GIVEN INSTRUCTION — Examine the records and identify each line that includes the string "text". Copy those lines.

INPUT ROWS —
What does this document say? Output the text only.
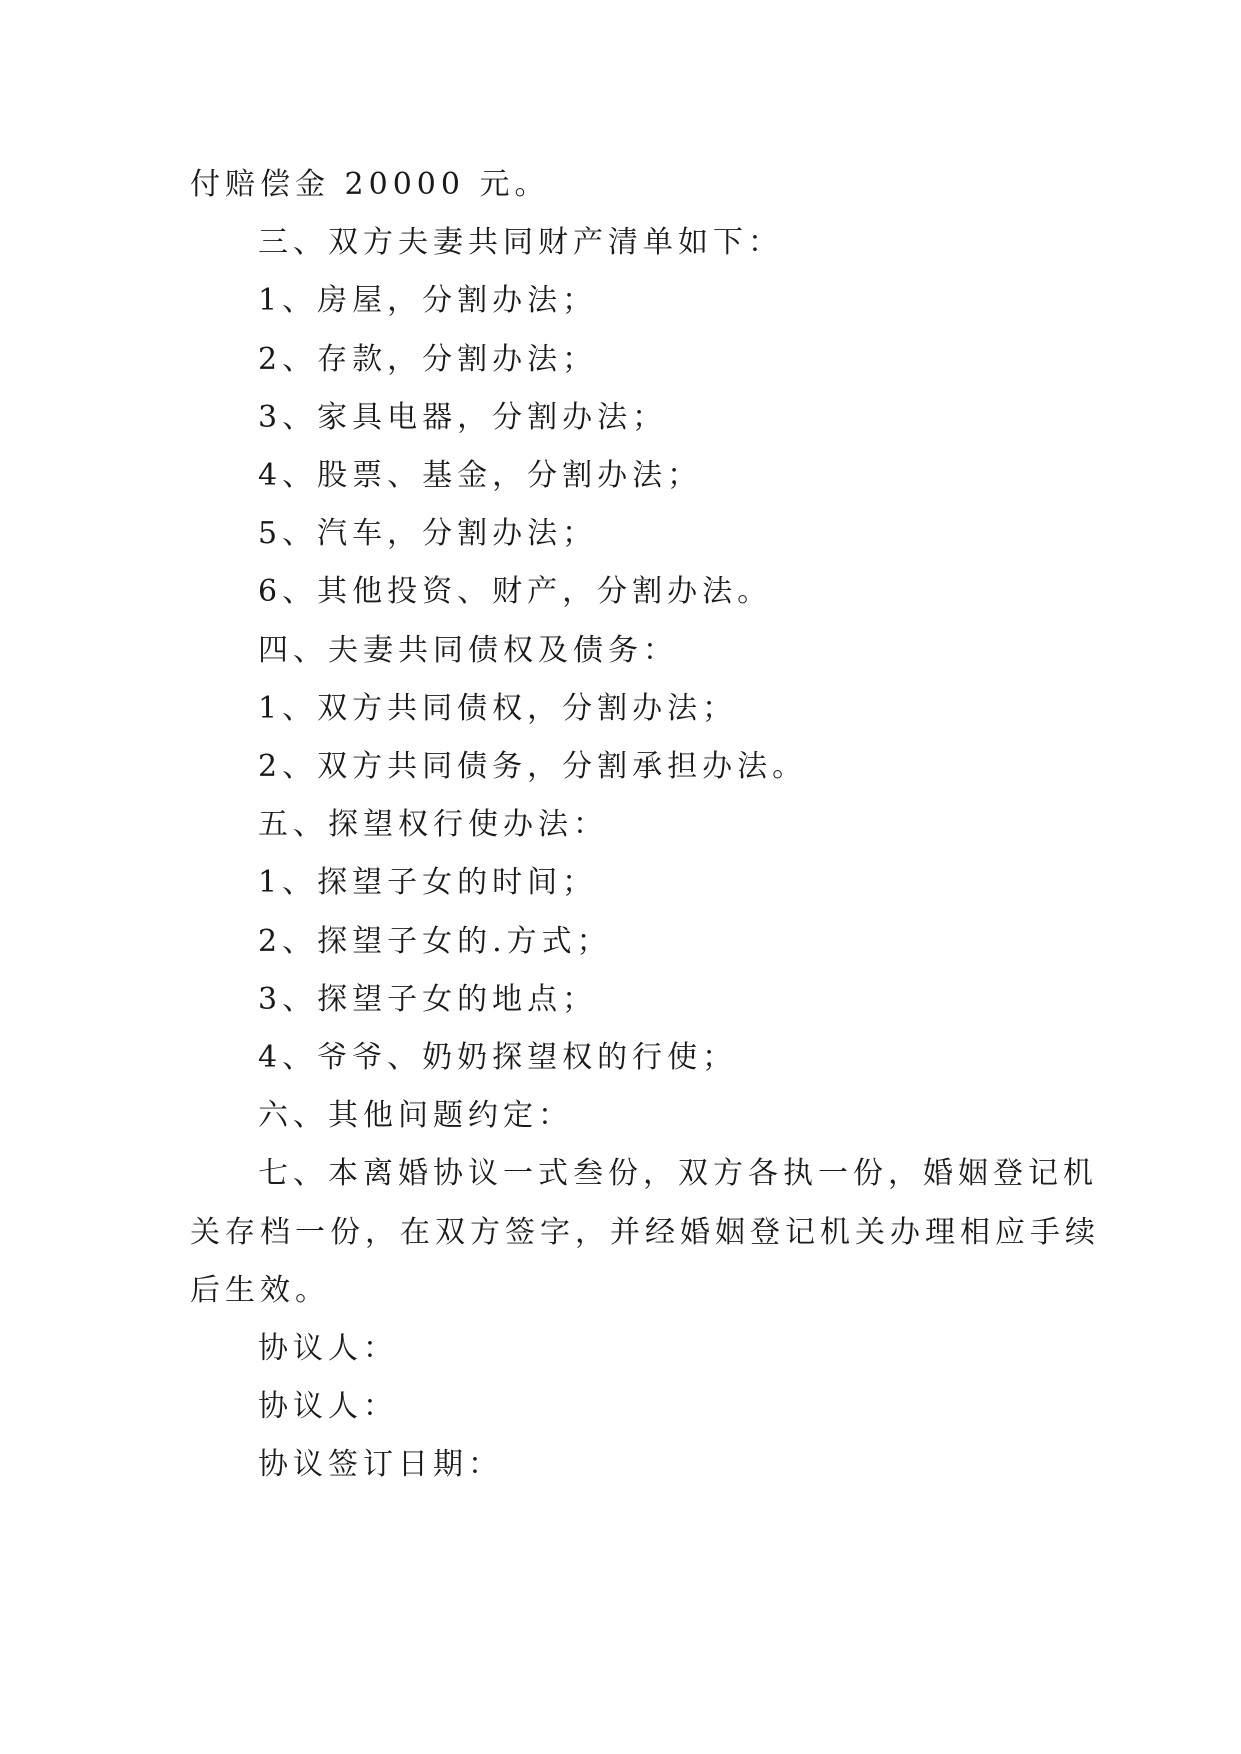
付赔偿金 20000 元。

三、双方夫妻共同财产清单如下：

1、房屋，分割办法；

2、存款，分割办法；

3、家具电器，分割办法；

4、股票、基金，分割办法；

5、汽车，分割办法；

6、其他投资、财产，分割办法。

四、夫妻共同债权及债务：

1、双方共同债权，分割办法；

2、双方共同债务，分割承担办法。

五、探望权行使办法：

1、探望子女的时间；

2、探望子女的.方式；

3、探望子女的地点；

4、爷爷、奶奶探望权的行使；

六、其他问题约定：

七、本离婚协议一式叁份，双方各执一份，婚姻登记机

关存档一份，在双方签字，并经婚姻登记机关办理相应手续

后生效。

协议人：

协议人：

协议签订日期：
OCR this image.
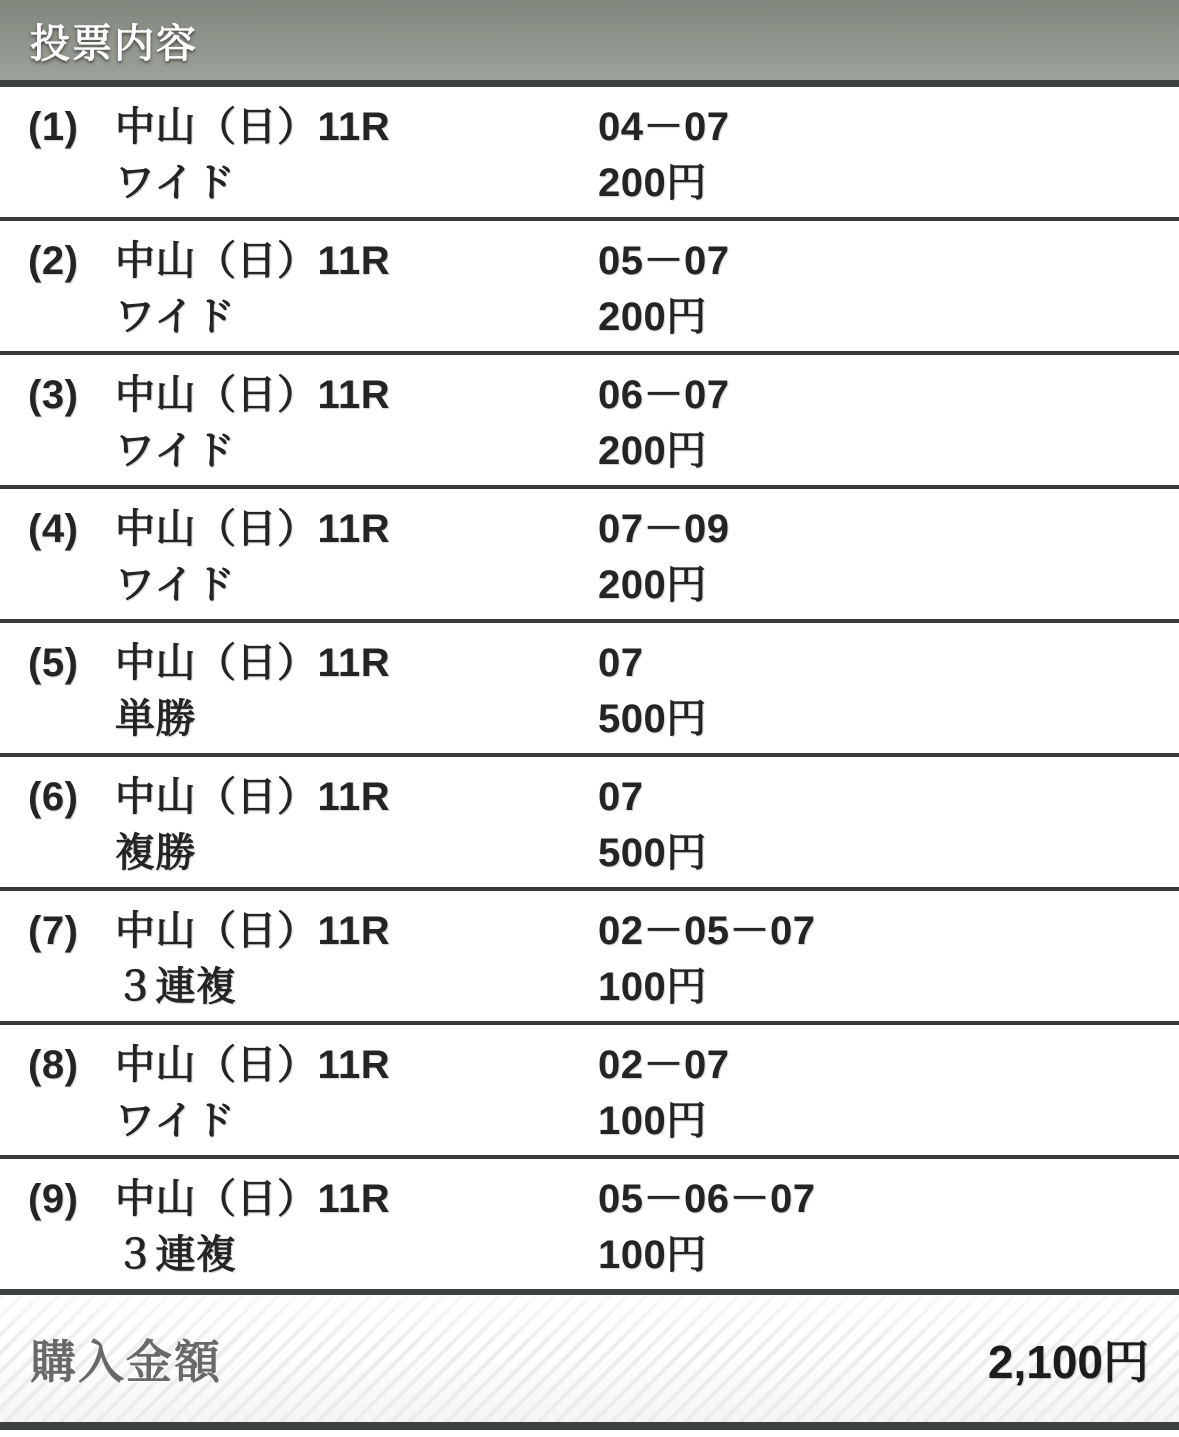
投票内容
(1) 中山（日）11R
ワイド
04－07
200円
(2) 中山（日）11R
ワイド
05－07
200円
(3) 中山（日）11R
ワイド
06－07
200円
(4) 中山（日）11R
ワイド
07－09
200円
(5) 中山（日）11R
単勝
07
500円
(6) 中山（日）11R
複勝
07
500円
(7) 中山（日）11R
３連複
02－05－07
100円
(8) 中山（日）11R
ワイド
02－07
100円
(9) 中山（日）11R
３連複
05－06－07
100円
購入金額	2,100円
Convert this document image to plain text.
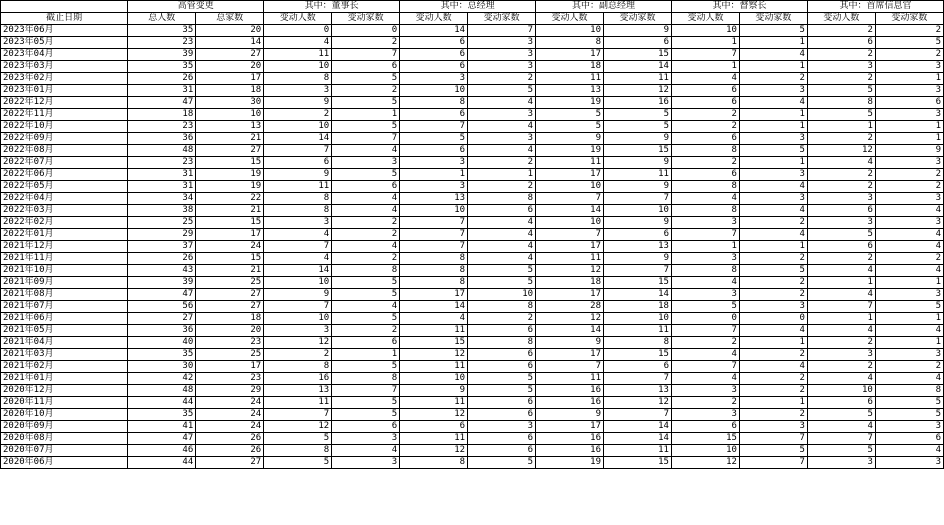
	高管变更		其中：董事长		其中：总经理		其中：副总经理		其中：督察长		其中：首席信息官	
截止日期	总人数	总家数	变动人数	变动家数	变动人数	变动家数	变动人数	变动家数	变动人数	变动家数	变动人数	变动家数
2023年06月	35	20	0	0	14	7	10	9	10	5	2	2
2023年05月	23	14	4	2	6	3	8	6	1	1	6	5
2023年04月	39	27	11	7	6	3	17	15	7	4	2	2
2023年03月	35	20	10	6	6	3	18	14	1	1	3	3
2023年02月	26	17	8	5	3	2	11	11	4	2	2	1
2023年01月	31	18	3	2	10	5	13	12	6	3	5	3
2022年12月	47	30	9	5	8	4	19	16	6	4	8	6
2022年11月	18	10	2	1	6	3	5	5	2	1	5	3
2022年10月	23	13	10	5	7	4	5	5	2	1	1	1
2022年09月	36	21	14	7	5	3	9	9	6	3	2	1
2022年08月	48	27	7	4	6	4	19	15	8	5	12	9
2022年07月	23	15	6	3	3	2	11	9	2	1	4	3
2022年06月	31	19	9	5	1	1	17	11	6	3	2	2
2022年05月	31	19	11	6	3	2	10	9	8	4	2	2
2022年04月	34	22	8	4	13	8	7	7	4	3	3	3
2022年03月	38	21	8	4	10	6	14	10	8	4	6	4
2022年02月	25	15	3	2	7	4	10	9	3	2	3	3
2022年01月	29	17	4	2	7	4	7	6	7	4	5	4
2021年12月	37	24	7	4	7	4	17	13	1	1	6	4
2021年11月	26	15	4	2	8	4	11	9	3	2	2	2
2021年10月	43	21	14	8	8	5	12	7	8	5	4	4
2021年09月	39	25	10	5	8	5	18	15	4	2	1	1
2021年08月	47	27	9	5	17	10	17	14	3	2	4	3
2021年07月	56	27	7	4	14	8	28	18	5	3	7	5
2021年06月	27	18	10	5	4	2	12	10	0	0	1	1
2021年05月	36	20	3	2	11	6	14	11	7	4	4	4
2021年04月	40	23	12	6	15	8	9	8	2	1	2	1
2021年03月	35	25	2	1	12	6	17	15	4	2	3	3
2021年02月	30	17	8	5	11	6	7	6	7	4	2	2
2021年01月	42	23	16	8	10	5	11	7	4	2	4	4
2020年12月	48	29	13	7	9	5	16	13	3	2	10	8
2020年11月	44	24	11	5	11	6	16	12	2	1	6	5
2020年10月	35	24	7	5	12	6	9	7	3	2	5	5
2020年09月	41	24	12	6	6	3	17	14	6	3	4	3
2020年08月	47	26	5	3	11	6	16	14	15	7	7	6
2020年07月	46	26	8	4	12	6	16	11	10	5	5	4
2020年06月	44	27	5	3	8	5	19	15	12	7	3	3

RESPONSE TO THIS TASK —
What does this document say? Output the text only.
Convert this document image to plain text.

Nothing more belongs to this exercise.